WHAT IS REQUIRED
Go through the listing and pick out each line with the word "labels" in it.

INPUT ROWS
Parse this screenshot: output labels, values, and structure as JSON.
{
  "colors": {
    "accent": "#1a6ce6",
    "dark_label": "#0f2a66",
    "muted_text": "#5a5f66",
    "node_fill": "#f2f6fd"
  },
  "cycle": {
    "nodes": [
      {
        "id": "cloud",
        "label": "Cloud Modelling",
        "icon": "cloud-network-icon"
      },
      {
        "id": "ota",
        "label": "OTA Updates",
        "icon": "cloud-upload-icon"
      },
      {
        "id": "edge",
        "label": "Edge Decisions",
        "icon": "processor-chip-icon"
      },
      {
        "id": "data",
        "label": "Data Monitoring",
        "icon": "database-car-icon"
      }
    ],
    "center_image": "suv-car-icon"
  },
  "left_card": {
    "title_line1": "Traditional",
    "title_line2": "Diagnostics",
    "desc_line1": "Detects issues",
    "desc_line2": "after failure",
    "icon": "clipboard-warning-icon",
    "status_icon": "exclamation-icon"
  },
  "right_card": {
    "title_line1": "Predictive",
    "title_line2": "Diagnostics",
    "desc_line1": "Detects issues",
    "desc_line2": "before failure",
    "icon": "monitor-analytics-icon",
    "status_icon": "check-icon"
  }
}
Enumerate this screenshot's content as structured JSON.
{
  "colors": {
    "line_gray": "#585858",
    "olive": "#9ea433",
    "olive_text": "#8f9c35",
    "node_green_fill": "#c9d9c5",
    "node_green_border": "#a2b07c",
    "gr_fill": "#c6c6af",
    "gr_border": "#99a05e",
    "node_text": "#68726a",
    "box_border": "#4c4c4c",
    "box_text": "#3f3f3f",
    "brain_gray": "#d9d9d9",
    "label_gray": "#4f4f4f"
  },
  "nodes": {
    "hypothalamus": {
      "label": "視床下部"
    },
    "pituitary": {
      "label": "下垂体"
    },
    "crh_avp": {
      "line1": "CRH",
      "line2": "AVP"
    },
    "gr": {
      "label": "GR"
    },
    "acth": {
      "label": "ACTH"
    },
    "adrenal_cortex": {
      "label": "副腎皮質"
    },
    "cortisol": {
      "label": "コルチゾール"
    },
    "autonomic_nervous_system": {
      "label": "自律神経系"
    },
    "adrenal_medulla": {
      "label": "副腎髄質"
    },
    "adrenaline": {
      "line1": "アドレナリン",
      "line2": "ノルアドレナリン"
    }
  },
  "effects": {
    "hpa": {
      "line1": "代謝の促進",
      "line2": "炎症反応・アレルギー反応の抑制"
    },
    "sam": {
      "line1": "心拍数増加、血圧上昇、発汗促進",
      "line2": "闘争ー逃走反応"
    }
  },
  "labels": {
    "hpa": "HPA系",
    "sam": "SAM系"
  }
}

SOLUTION BELOW
Parse this screenshot: output labels, values, and structure as JSON.
  "labels": {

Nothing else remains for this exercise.